Reproduce word for word the portion of the gay pride memories text starting with "June 2001: The" and going on through "are still together.".

Document extract:
· · · · ·

This is the time of year we celebrate gay pride…Here are some thoughts on some memorable gay prides for me.
June 1985: First gay pride ever! Like the saying goes, there’s nothing like the first time. I remember telling my family I was going to the beach or Disneyland or something…for 2 days. This was when I was in the closet with them. I went with some friends that I had met at the L.A. Gay Center. It was like nothing I had experienced before. Thousands and thousands of gay people of all ages, races and sizes. Who knew there were so many of us? I certainly never thought so back in my bedroom in Monterey Park. We walked and walked the grounds many, many times that day, not to mention had fun dancing, and checking out the entertainers. One of my favorite memories I had was a hugging booth… where I was able to hug a hunk for $1. I went back there several times. Amazingly I was gone the whole day there… and came back the next day to see the parade too.
June 2001: The City of West Hollywood put on an event for all couples. So I went down there with my partner and we participated in a mass commitment ceremony. For us, it was the closest we had been to having a marriage ceremony for us. They gave us all champagne and wedding cake as well as a certificate for our “wedding.” I never thought that only a few years later that gay marriage would actually be legal in California. And no, we didn’t get married when we had the chance… but we are still together.

· · · · ·

Data extracts:
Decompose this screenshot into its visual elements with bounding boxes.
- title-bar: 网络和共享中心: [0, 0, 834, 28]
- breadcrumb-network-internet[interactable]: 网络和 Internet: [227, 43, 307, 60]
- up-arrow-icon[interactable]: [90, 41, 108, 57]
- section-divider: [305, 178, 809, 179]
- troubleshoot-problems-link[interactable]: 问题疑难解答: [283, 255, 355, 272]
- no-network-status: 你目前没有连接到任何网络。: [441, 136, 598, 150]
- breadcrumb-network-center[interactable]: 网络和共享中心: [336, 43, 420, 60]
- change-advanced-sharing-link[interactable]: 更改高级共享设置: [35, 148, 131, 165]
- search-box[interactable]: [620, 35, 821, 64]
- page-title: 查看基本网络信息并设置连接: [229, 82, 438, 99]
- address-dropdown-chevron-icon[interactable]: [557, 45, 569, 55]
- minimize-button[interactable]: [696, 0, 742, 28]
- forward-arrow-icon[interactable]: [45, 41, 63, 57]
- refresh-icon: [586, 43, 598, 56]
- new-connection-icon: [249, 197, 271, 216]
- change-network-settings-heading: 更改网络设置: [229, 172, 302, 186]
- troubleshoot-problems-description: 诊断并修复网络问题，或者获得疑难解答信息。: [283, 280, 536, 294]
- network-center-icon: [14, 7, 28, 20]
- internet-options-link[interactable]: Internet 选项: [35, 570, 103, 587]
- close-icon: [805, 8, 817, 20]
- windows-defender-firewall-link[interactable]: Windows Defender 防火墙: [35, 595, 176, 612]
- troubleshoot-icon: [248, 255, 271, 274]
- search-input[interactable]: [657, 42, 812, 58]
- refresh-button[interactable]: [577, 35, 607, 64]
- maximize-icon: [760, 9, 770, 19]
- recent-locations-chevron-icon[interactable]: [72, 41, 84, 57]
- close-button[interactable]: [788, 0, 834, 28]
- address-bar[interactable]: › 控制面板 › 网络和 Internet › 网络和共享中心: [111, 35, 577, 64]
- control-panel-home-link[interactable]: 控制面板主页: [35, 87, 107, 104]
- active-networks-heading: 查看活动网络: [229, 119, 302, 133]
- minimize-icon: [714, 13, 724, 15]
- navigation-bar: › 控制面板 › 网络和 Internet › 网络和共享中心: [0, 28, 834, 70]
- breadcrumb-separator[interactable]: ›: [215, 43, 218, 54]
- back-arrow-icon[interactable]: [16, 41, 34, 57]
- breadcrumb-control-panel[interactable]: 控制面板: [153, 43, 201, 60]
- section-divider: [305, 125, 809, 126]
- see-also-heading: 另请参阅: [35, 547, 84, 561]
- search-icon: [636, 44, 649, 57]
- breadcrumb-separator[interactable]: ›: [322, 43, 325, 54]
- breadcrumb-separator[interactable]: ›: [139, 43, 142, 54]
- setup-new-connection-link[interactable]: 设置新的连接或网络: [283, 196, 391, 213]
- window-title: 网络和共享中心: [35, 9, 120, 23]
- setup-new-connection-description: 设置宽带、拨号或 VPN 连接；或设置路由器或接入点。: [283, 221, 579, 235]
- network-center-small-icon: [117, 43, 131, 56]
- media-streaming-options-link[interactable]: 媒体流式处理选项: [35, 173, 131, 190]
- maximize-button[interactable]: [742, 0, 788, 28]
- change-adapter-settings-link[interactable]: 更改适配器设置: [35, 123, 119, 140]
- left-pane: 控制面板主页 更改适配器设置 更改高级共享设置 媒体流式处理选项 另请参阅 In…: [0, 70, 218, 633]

· · · · ·

Answer:
June 2001: The City of West Hollywood put on an event for all couples. So I went down there with my partner and we participated in a mass commitment ceremony. For us, it was the closest we had been to having a marriage ceremony for us. They gave us all champagne and wedding cake as well as a certificate for our “wedding.” I never thought that only a few years later that gay marriage would actually be legal in California. And no, we didn’t get married when we had the chance… but we are still together.